◆ **Task brief**: Reproduce every line below, character for character, from the first line of the records down to and including the line containing "diode D50 [26, 21, 48, 27]".

Provided records start

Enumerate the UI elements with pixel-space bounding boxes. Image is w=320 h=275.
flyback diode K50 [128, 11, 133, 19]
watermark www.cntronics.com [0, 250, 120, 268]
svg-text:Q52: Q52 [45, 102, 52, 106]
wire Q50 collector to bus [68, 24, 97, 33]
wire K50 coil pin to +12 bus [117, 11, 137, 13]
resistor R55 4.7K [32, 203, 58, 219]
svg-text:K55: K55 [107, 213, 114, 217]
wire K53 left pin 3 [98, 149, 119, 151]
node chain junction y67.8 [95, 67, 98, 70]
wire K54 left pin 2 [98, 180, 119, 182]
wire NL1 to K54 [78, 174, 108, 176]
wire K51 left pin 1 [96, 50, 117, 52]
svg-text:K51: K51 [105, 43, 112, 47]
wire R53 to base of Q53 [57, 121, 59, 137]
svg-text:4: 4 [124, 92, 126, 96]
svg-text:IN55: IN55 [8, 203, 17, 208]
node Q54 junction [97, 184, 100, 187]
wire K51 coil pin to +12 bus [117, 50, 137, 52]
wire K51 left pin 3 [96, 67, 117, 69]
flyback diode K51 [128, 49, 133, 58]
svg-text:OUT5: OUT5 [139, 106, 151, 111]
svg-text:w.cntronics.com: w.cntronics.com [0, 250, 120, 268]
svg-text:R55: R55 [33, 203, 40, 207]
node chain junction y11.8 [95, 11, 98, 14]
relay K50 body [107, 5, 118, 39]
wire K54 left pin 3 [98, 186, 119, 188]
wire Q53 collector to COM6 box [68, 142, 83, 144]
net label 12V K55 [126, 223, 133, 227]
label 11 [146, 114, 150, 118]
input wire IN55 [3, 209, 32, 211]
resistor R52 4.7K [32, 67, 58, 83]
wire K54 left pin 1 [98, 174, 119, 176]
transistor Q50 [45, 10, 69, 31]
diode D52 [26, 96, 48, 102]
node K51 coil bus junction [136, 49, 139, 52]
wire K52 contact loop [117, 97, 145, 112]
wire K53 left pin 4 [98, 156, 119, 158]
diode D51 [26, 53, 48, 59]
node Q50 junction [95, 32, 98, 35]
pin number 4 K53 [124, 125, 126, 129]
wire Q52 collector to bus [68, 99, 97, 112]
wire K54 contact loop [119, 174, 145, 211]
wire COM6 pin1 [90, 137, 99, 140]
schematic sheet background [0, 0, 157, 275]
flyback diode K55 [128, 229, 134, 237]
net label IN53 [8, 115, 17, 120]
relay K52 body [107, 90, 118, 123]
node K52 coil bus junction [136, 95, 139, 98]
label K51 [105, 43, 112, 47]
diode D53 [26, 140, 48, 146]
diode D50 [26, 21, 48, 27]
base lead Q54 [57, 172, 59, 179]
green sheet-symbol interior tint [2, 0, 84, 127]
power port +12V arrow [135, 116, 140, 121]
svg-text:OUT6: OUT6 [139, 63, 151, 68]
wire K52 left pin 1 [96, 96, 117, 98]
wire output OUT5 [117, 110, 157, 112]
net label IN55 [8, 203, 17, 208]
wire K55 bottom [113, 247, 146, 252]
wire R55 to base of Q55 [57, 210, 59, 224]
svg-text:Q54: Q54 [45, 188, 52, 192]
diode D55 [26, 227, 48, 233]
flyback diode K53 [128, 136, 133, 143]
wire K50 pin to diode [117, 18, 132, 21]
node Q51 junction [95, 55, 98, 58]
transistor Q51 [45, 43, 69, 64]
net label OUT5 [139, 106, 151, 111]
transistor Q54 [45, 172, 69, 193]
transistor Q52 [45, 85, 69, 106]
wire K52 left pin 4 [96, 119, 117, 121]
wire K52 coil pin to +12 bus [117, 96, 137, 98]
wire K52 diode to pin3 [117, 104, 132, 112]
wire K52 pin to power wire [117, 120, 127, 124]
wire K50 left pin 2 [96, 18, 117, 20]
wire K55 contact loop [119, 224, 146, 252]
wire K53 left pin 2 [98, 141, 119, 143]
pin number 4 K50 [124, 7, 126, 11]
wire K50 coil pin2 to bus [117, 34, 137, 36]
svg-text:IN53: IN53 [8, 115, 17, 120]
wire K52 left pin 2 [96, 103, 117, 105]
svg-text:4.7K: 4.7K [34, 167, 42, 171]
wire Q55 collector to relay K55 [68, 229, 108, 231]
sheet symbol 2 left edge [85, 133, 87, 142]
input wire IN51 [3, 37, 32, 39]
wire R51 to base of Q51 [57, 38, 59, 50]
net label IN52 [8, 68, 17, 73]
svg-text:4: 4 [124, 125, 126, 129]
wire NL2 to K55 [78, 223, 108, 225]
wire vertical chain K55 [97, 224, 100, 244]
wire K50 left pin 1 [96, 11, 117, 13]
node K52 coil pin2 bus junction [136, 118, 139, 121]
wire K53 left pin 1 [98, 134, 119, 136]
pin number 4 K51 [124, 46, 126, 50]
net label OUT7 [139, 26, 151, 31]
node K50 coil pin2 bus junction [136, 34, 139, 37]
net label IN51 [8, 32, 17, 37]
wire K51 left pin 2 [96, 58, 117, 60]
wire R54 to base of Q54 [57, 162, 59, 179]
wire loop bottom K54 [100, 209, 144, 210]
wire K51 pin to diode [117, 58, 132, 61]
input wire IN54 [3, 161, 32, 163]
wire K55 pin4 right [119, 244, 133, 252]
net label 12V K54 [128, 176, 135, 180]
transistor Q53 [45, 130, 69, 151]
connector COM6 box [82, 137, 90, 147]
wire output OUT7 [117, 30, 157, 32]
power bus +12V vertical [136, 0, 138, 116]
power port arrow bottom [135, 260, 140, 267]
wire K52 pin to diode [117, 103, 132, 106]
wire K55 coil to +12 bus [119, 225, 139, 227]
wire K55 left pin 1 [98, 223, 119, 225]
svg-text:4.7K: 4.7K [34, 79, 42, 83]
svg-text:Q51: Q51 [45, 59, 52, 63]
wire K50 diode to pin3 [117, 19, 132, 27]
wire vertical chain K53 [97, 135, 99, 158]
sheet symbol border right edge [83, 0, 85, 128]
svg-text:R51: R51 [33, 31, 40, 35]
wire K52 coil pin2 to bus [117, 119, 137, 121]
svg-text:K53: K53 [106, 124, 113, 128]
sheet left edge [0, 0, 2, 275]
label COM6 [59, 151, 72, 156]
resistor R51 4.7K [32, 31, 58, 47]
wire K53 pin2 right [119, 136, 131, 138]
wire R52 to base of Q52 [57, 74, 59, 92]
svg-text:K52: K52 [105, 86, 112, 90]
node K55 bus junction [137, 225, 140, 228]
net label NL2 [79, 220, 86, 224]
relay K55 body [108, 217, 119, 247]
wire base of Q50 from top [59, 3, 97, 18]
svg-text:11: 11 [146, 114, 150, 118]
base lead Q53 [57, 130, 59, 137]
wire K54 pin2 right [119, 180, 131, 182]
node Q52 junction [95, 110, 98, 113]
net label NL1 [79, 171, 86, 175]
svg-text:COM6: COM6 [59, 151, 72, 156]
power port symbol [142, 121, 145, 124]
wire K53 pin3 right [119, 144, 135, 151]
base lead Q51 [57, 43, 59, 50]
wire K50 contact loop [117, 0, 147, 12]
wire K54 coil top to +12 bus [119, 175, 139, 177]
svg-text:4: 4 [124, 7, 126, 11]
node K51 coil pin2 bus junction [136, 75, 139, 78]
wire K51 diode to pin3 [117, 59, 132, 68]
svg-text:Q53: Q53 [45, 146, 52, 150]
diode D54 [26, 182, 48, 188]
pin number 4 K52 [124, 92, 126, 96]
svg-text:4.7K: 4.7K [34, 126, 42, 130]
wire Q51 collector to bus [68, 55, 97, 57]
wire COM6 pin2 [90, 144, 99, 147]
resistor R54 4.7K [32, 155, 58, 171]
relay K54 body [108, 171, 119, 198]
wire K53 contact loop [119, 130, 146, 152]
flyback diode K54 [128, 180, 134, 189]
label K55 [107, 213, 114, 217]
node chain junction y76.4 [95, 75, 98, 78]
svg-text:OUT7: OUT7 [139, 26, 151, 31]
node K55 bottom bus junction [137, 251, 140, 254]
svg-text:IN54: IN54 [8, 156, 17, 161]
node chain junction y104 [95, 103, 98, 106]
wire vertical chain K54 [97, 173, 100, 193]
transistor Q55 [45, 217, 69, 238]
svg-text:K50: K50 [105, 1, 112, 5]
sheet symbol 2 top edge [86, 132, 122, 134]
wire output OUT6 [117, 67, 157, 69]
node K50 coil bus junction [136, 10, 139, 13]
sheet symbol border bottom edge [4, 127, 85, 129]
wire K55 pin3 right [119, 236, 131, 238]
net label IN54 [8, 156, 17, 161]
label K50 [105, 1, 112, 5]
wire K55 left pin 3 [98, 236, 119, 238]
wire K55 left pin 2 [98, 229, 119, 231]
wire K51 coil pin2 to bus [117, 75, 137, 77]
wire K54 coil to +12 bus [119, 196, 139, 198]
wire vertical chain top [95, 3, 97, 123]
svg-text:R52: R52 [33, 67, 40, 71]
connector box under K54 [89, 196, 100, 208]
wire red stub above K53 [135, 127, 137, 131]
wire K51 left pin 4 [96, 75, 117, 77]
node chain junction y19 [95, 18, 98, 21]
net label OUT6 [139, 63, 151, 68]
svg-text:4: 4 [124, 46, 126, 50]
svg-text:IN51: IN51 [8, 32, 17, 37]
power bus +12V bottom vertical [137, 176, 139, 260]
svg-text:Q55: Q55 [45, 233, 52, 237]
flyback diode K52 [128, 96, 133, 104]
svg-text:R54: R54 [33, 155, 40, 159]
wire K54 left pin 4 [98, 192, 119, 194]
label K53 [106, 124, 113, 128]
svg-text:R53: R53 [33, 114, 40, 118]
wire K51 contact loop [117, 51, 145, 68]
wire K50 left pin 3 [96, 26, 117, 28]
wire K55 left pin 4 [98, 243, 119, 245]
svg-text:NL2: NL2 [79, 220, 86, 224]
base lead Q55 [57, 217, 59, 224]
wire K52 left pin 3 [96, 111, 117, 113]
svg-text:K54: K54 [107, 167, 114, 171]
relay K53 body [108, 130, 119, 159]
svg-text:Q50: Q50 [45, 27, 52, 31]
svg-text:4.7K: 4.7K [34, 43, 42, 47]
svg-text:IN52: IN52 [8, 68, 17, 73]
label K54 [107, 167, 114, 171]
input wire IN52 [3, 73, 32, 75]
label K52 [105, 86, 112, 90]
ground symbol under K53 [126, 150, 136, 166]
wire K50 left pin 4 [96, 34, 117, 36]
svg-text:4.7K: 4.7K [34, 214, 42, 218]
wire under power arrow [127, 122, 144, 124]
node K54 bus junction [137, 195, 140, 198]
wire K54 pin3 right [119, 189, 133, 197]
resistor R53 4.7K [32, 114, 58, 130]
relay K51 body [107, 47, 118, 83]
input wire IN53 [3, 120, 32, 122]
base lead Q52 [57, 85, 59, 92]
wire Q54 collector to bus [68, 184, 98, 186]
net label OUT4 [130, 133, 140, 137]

Provided records end

◆ **Exercise answer**:
Enumerate the UI elements with pixel-space bounding boxes. Image is w=320 h=275.
flyback diode K50 [128, 11, 133, 19]
watermark www.cntronics.com [0, 250, 120, 268]
svg-text:Q52: Q52 [45, 102, 52, 106]
wire Q50 collector to bus [68, 24, 97, 33]
wire K50 coil pin to +12 bus [117, 11, 137, 13]
resistor R55 4.7K [32, 203, 58, 219]
svg-text:K55: K55 [107, 213, 114, 217]
wire K53 left pin 3 [98, 149, 119, 151]
node chain junction y67.8 [95, 67, 98, 70]
wire K54 left pin 2 [98, 180, 119, 182]
wire NL1 to K54 [78, 174, 108, 176]
wire K51 left pin 1 [96, 50, 117, 52]
svg-text:K51: K51 [105, 43, 112, 47]
wire R53 to base of Q53 [57, 121, 59, 137]
svg-text:4: 4 [124, 92, 126, 96]
svg-text:IN55: IN55 [8, 203, 17, 208]
node Q54 junction [97, 184, 100, 187]
wire K51 coil pin to +12 bus [117, 50, 137, 52]
wire K51 left pin 3 [96, 67, 117, 69]
flyback diode K51 [128, 49, 133, 58]
svg-text:OUT5: OUT5 [139, 106, 151, 111]
svg-text:w.cntronics.com: w.cntronics.com [0, 250, 120, 268]
svg-text:R55: R55 [33, 203, 40, 207]
node chain junction y11.8 [95, 11, 98, 14]
relay K50 body [107, 5, 118, 39]
wire K54 left pin 3 [98, 186, 119, 188]
wire Q53 collector to COM6 box [68, 142, 83, 144]
net label 12V K55 [126, 223, 133, 227]
label 11 [146, 114, 150, 118]
input wire IN55 [3, 209, 32, 211]
resistor R52 4.7K [32, 67, 58, 83]
wire K54 left pin 1 [98, 174, 119, 176]
transistor Q50 [45, 10, 69, 31]
diode D52 [26, 96, 48, 102]
node K51 coil bus junction [136, 49, 139, 52]
wire K52 contact loop [117, 97, 145, 112]
wire K53 left pin 4 [98, 156, 119, 158]
diode D51 [26, 53, 48, 59]
node Q50 junction [95, 32, 98, 35]
pin number 4 K53 [124, 125, 126, 129]
wire Q52 collector to bus [68, 99, 97, 112]
wire K54 contact loop [119, 174, 145, 211]
wire COM6 pin1 [90, 137, 99, 140]
schematic sheet background [0, 0, 157, 275]
flyback diode K55 [128, 229, 134, 237]
net label IN53 [8, 115, 17, 120]
relay K52 body [107, 90, 118, 123]
node K52 coil bus junction [136, 95, 139, 98]
label K51 [105, 43, 112, 47]
diode D53 [26, 140, 48, 146]
diode D50 [26, 21, 48, 27]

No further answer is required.